**Records about charts and figures**:
------------------------------
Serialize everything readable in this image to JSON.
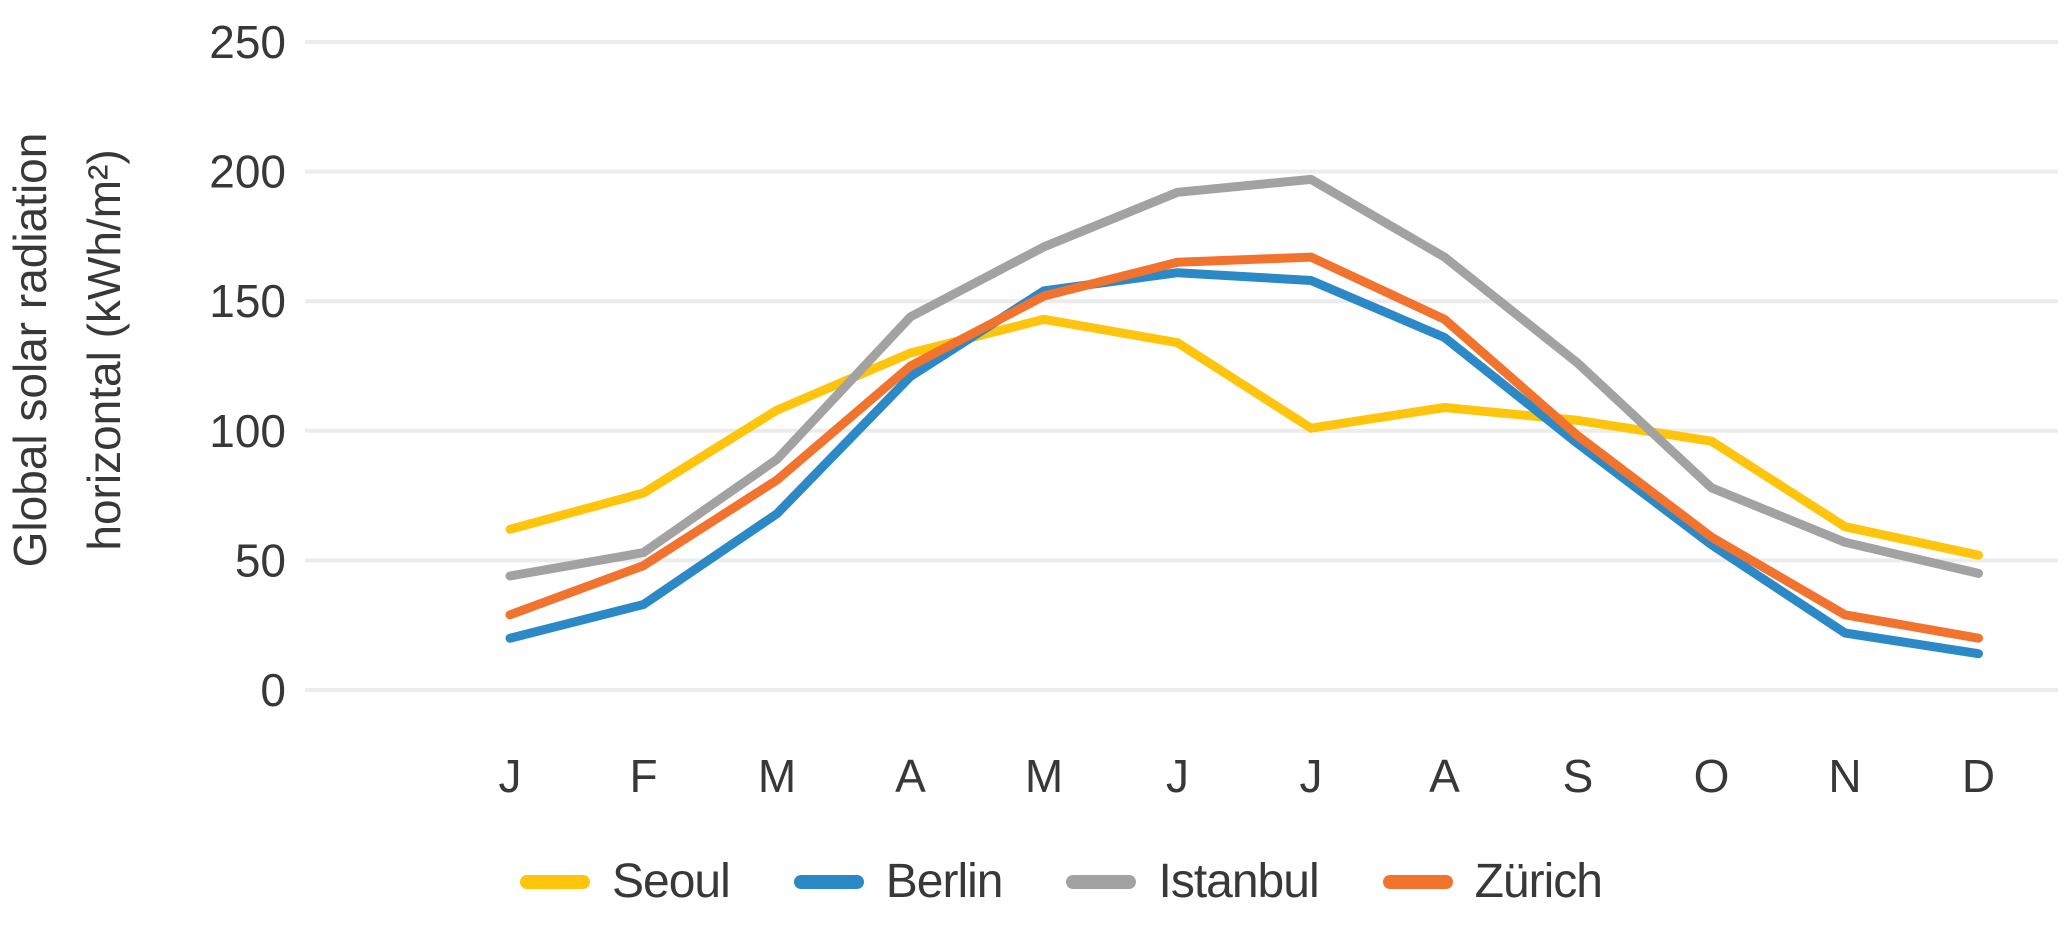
{
  "figure": {
    "background_color": "#ffffff",
    "text_color": "#383838",
    "gridline_color": "#ececec"
  },
  "y_axis": {
    "title_line1": "Global solar radiation",
    "title_line2": "horizontal (kWh/m²)",
    "tick_labels": [
      "250",
      "200",
      "150",
      "100",
      "50",
      "0"
    ]
  },
  "x_axis": {
    "labels": [
      "J",
      "F",
      "M",
      "A",
      "M",
      "J",
      "J",
      "A",
      "S",
      "O",
      "N",
      "D"
    ]
  },
  "legend": [
    {
      "label": "Seoul",
      "color": "#FFC40C"
    },
    {
      "label": "Berlin",
      "color": "#2B89C8"
    },
    {
      "label": "Istanbul",
      "color": "#A2A2A2"
    },
    {
      "label": "Zürich",
      "color": "#F2732E"
    }
  ],
  "chart_data": {
    "type": "line",
    "title": "",
    "xlabel": "",
    "ylabel": "Global solar radiation horizontal (kWh/m²)",
    "categories": [
      "J",
      "F",
      "M",
      "A",
      "M",
      "J",
      "J",
      "A",
      "S",
      "O",
      "N",
      "D"
    ],
    "y_ticks": [
      0,
      50,
      100,
      150,
      200,
      250
    ],
    "ylim": [
      0,
      250
    ],
    "grid": true,
    "legend_position": "bottom",
    "series": [
      {
        "name": "Seoul",
        "color": "#FFC40C",
        "values": [
          62,
          76,
          108,
          130,
          143,
          134,
          101,
          109,
          104,
          96,
          63,
          52
        ]
      },
      {
        "name": "Berlin",
        "color": "#2B89C8",
        "values": [
          20,
          33,
          68,
          121,
          154,
          161,
          158,
          136,
          95,
          56,
          22,
          14
        ]
      },
      {
        "name": "Istanbul",
        "color": "#A2A2A2",
        "values": [
          44,
          53,
          89,
          144,
          171,
          192,
          197,
          167,
          126,
          78,
          57,
          45
        ]
      },
      {
        "name": "Zürich",
        "color": "#F2732E",
        "values": [
          29,
          48,
          81,
          125,
          152,
          165,
          167,
          143,
          98,
          59,
          29,
          20
        ]
      }
    ]
  }
}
------------------------------
**Task prompt**:
Which lines hold the word "Global"? Copy all of them.

**Exercise answer**:
    "title_line1": "Global solar radiation",
    "ylabel": "Global solar radiation horizontal (kWh/m²)",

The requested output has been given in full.